SET PROBLEM:
Gather all lines from the material that contain the word "content".
--- Start ---
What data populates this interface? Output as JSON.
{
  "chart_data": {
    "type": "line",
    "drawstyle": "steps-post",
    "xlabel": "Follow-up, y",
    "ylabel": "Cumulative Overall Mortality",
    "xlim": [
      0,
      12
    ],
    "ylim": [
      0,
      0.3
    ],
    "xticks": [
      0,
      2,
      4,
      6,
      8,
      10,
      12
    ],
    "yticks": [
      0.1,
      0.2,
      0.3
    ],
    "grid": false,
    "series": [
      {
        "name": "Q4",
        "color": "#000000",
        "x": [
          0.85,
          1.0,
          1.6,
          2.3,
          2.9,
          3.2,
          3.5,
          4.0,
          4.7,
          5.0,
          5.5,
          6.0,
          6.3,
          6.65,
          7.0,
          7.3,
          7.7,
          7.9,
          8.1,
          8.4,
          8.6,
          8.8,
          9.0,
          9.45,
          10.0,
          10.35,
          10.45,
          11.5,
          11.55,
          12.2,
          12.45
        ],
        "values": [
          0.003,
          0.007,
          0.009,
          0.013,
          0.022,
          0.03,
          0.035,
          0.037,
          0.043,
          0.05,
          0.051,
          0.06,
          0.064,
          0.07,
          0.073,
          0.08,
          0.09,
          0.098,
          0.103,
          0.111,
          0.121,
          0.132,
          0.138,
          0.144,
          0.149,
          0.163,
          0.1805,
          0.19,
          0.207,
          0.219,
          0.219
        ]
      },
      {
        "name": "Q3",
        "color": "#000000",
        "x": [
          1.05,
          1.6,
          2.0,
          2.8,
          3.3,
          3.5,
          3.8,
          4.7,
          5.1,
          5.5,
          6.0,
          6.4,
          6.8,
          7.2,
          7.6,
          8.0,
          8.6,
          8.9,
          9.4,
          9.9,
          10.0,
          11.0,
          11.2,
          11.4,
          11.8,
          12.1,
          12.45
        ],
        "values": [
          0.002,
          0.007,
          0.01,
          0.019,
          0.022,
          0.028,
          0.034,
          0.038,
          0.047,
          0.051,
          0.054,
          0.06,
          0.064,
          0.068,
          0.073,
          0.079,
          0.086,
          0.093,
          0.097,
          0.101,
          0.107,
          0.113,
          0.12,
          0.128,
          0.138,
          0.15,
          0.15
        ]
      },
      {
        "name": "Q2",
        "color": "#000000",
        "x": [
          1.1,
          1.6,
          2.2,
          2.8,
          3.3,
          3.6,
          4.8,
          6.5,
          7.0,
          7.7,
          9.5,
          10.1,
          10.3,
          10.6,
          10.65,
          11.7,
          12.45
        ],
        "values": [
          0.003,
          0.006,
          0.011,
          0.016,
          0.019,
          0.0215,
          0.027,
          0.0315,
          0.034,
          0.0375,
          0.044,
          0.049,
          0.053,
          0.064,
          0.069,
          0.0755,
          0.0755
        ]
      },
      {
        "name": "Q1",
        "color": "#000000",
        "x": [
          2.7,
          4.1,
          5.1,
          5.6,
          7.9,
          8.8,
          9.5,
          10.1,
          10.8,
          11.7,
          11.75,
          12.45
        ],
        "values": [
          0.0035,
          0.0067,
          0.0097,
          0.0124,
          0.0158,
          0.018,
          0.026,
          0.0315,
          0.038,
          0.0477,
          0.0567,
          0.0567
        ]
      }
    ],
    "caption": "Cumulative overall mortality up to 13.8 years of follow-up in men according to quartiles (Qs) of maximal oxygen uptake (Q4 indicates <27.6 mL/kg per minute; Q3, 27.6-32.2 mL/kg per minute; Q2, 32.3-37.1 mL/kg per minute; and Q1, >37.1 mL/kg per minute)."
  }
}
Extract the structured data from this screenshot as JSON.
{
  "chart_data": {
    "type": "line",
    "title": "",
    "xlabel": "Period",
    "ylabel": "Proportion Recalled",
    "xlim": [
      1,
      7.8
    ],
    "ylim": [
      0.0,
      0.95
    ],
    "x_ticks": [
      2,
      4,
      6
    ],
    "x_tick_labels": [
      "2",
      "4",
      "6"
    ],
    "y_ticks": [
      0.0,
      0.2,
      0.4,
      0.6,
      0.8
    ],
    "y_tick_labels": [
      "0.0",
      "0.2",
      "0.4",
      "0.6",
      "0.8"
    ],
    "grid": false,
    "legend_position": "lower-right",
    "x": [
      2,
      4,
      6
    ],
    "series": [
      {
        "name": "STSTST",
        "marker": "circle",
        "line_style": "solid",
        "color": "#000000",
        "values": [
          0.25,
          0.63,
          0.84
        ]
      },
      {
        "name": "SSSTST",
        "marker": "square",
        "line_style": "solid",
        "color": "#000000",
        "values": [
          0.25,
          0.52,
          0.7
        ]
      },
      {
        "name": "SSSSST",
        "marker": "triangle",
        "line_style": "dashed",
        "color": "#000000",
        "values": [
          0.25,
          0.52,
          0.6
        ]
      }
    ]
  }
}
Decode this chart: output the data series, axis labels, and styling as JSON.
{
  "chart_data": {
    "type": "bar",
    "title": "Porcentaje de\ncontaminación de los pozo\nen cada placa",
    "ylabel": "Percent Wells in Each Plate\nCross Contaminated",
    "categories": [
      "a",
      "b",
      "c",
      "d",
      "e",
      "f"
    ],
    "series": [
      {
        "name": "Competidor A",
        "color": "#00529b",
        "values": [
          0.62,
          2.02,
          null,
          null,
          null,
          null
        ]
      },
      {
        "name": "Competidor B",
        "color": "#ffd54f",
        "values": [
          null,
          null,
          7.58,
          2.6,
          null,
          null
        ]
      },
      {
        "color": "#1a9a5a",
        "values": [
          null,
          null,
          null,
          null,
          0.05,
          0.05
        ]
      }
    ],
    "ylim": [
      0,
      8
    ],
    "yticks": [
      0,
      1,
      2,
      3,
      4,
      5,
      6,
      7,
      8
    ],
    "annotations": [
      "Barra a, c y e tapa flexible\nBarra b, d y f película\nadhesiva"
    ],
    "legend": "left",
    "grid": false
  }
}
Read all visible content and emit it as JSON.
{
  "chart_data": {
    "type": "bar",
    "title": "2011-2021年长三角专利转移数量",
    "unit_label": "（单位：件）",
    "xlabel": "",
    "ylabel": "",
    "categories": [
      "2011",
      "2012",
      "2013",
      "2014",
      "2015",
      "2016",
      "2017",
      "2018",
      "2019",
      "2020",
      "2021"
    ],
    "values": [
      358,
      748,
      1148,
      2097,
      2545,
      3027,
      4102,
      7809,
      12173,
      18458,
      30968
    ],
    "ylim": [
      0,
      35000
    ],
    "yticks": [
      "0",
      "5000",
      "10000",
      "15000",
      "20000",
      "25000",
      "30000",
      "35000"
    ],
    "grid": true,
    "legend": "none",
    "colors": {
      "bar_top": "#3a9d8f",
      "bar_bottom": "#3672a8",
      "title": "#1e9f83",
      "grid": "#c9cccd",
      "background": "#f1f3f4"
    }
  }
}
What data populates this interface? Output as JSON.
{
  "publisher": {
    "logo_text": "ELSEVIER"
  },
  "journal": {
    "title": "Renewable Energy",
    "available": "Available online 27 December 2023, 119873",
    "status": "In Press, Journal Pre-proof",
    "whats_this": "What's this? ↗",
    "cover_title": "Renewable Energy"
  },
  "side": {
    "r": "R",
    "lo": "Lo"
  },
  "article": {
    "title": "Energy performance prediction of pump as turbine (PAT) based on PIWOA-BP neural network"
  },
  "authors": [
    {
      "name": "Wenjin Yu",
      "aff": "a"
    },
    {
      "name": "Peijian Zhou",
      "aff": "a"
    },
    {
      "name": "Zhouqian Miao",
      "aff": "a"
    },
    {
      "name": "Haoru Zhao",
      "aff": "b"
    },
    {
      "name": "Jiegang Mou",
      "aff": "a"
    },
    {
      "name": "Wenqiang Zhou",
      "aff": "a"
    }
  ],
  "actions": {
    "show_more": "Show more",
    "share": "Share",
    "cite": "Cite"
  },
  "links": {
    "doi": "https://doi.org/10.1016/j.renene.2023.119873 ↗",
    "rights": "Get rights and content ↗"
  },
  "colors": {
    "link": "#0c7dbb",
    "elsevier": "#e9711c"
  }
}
--- End ---
RESPONSE TO THE TASK:
Read all visible content and emit it as JSON.
    "rights": "Get rights and content ↗"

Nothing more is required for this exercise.